EXERCISE TASK. Copy out the material below in full, but not its images.

Stored data

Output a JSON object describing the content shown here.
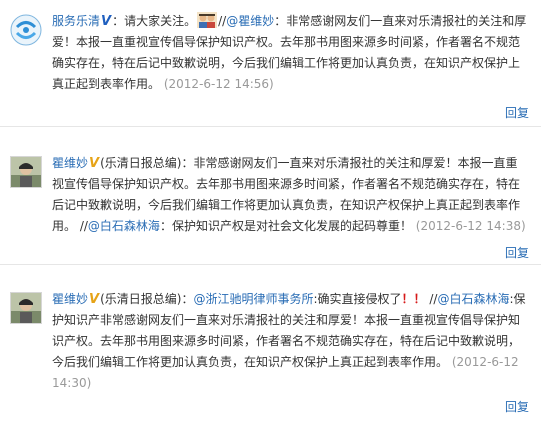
{
  "comments": [
    {
      "author": "服务乐清",
      "badge": "V",
      "text_a": "：请大家关注。",
      "text_b": "//",
      "mention": "@瞿维妙",
      "text_c": "：非常感谢网友们一直来对乐清报社的关注和厚爱！本报一直重视宣传倡导保护知识产权。去年那书用图来源多时间紧，作者署名不规范确实存在，特在后记中致歉说明，今后我们编辑工作将更加认真负责，在知识产权保护上真正起到表率作用。",
      "time": "(2012-6-12 14:56)",
      "reply": "回复"
    },
    {
      "author": "瞿维妙",
      "badge": "V",
      "text_a": "(乐清日报总编)：非常感谢网友们一直来对乐清报社的关注和厚爱！本报一直重视宣传倡导保护知识产权。去年那书用图来源多时间紧，作者署名不规范确实存在，特在后记中致歉说明，今后我们编辑工作将更加认真负责，在知识产权保护上真正起到表率作用。",
      "text_b": " //",
      "mention": "@白石森林海",
      "text_c": "：保护知识产权是对社会文化发展的起码尊重！",
      "time": "(2012-6-12 14:38)",
      "reply": "回复"
    },
    {
      "author": "瞿维妙",
      "badge": "V",
      "text_a": "(乐清日报总编)：",
      "mention_1": "@浙江驰明律师事务所",
      "text_b": ":确实直接侵权了",
      "marks": "！！",
      "text_c": " //",
      "mention_2": "@白石森林海",
      "text_d": ":保护知识产非常感谢网友们一直来对乐清报社的关注和厚爱！本报一直重视宣传倡导保护知识产权。去年那书用图来源多时间紧，作者署名不规范确实存在，特在后记中致歉说明，今后我们编辑工作将更加认真负责，在知识产权保护上真正起到表率作用。",
      "time": "(2012-6-12 14:30)",
      "reply": "回复"
    }
  ],
  "colors": {
    "link": "#2a6db5",
    "text": "#333333",
    "time": "#999999",
    "v_blue": "#1f5fbf",
    "v_gold": "#e6a317"
  },
  "icons": {
    "avatar_1": "org-logo-avatar",
    "avatar_2": "person-avatar",
    "emoji": "people-emoji-icon"
  }
}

FINISHED TASK.
Output a JSON object describing the content shown here.
{
  "comments": [
    {
      "author": "服务乐清",
      "badge": "V",
      "text_a": "：请大家关注。",
      "text_b": "//",
      "mention": "@瞿维妙",
      "text_c": "：非常感谢网友们一直来对乐清报社的关注和厚爱！本报一直重视宣传倡导保护知识产权。去年那书用图来源多时间紧，作者署名不规范确实存在，特在后记中致歉说明，今后我们编辑工作将更加认真负责，在知识产权保护上真正起到表率作用。",
      "time": "(2012-6-12 14:56)",
      "reply": "回复"
    },
    {
      "author": "瞿维妙",
      "badge": "V",
      "text_a": "(乐清日报总编)：非常感谢网友们一直来对乐清报社的关注和厚爱！本报一直重视宣传倡导保护知识产权。去年那书用图来源多时间紧，作者署名不规范确实存在，特在后记中致歉说明，今后我们编辑工作将更加认真负责，在知识产权保护上真正起到表率作用。",
      "text_b": " //",
      "mention": "@白石森林海",
      "text_c": "：保护知识产权是对社会文化发展的起码尊重！",
      "time": "(2012-6-12 14:38)",
      "reply": "回复"
    },
    {
      "author": "瞿维妙",
      "badge": "V",
      "text_a": "(乐清日报总编)：",
      "mention_1": "@浙江驰明律师事务所",
      "text_b": ":确实直接侵权了",
      "marks": "！！",
      "text_c": " //",
      "mention_2": "@白石森林海",
      "text_d": ":保护知识产非常感谢网友们一直来对乐清报社的关注和厚爱！本报一直重视宣传倡导保护知识产权。去年那书用图来源多时间紧，作者署名不规范确实存在，特在后记中致歉说明，今后我们编辑工作将更加认真负责，在知识产权保护上真正起到表率作用。",
      "time": "(2012-6-12 14:30)",
      "reply": "回复"
    }
  ],
  "colors": {
    "link": "#2a6db5",
    "text": "#333333",
    "time": "#999999",
    "v_blue": "#1f5fbf",
    "v_gold": "#e6a317"
  },
  "icons": {
    "avatar_1": "org-logo-avatar",
    "avatar_2": "person-avatar",
    "emoji": "people-emoji-icon"
  }
}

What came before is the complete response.